_EXERCISE REQUIREMENTS_.
Can you print every record below exactly as written?

[Items from a figure collection]
begin
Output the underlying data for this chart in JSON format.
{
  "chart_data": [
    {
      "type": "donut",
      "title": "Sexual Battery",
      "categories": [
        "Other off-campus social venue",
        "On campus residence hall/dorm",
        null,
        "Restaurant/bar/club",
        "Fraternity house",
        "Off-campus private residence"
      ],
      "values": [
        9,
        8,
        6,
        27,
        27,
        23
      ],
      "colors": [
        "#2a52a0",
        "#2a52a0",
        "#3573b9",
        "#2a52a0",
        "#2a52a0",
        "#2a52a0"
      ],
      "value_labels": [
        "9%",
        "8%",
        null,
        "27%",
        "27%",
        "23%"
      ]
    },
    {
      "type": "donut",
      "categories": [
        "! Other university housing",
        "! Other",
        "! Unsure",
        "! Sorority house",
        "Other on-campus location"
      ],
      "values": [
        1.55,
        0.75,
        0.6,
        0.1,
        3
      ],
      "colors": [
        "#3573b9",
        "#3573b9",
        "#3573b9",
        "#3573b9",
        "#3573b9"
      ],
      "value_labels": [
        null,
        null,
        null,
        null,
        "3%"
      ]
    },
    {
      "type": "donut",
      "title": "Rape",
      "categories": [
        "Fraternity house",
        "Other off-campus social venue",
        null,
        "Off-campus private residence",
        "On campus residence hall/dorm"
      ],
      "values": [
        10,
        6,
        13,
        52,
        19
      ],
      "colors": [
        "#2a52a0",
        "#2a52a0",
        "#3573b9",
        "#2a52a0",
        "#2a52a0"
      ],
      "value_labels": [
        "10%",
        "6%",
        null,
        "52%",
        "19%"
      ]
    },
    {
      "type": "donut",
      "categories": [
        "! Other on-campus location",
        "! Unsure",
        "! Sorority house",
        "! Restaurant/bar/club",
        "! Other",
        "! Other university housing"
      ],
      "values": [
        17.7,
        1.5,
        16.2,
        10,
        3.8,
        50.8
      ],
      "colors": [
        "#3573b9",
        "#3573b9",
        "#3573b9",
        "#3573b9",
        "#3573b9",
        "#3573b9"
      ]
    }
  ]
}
end
_EXERCISE ANSWER_.
Output the underlying data for this chart in JSON format.
{
  "chart_data": [
    {
      "type": "donut",
      "title": "Sexual Battery",
      "categories": [
        "Other off-campus social venue",
        "On campus residence hall/dorm",
        null,
        "Restaurant/bar/club",
        "Fraternity house",
        "Off-campus private residence"
      ],
      "values": [
        9,
        8,
        6,
        27,
        27,
        23
      ],
      "colors": [
        "#2a52a0",
        "#2a52a0",
        "#3573b9",
        "#2a52a0",
        "#2a52a0",
        "#2a52a0"
      ],
      "value_labels": [
        "9%",
        "8%",
        null,
        "27%",
        "27%",
        "23%"
      ]
    },
    {
      "type": "donut",
      "categories": [
        "! Other university housing",
        "! Other",
        "! Unsure",
        "! Sorority house",
        "Other on-campus location"
      ],
      "values": [
        1.55,
        0.75,
        0.6,
        0.1,
        3
      ],
      "colors": [
        "#3573b9",
        "#3573b9",
        "#3573b9",
        "#3573b9",
        "#3573b9"
      ],
      "value_labels": [
        null,
        null,
        null,
        null,
        "3%"
      ]
    },
    {
      "type": "donut",
      "title": "Rape",
      "categories": [
        "Fraternity house",
        "Other off-campus social venue",
        null,
        "Off-campus private residence",
        "On campus residence hall/dorm"
      ],
      "values": [
        10,
        6,
        13,
        52,
        19
      ],
      "colors": [
        "#2a52a0",
        "#2a52a0",
        "#3573b9",
        "#2a52a0",
        "#2a52a0"
      ],
      "value_labels": [
        "10%",
        "6%",
        null,
        "52%",
        "19%"
      ]
    },
    {
      "type": "donut",
      "categories": [
        "! Other on-campus location",
        "! Unsure",
        "! Sorority house",
        "! Restaurant/bar/club",
        "! Other",
        "! Other university housing"
      ],
      "values": [
        17.7,
        1.5,
        16.2,
        10,
        3.8,
        50.8
      ],
      "colors": [
        "#3573b9",
        "#3573b9",
        "#3573b9",
        "#3573b9",
        "#3573b9",
        "#3573b9"
      ]
    }
  ]
}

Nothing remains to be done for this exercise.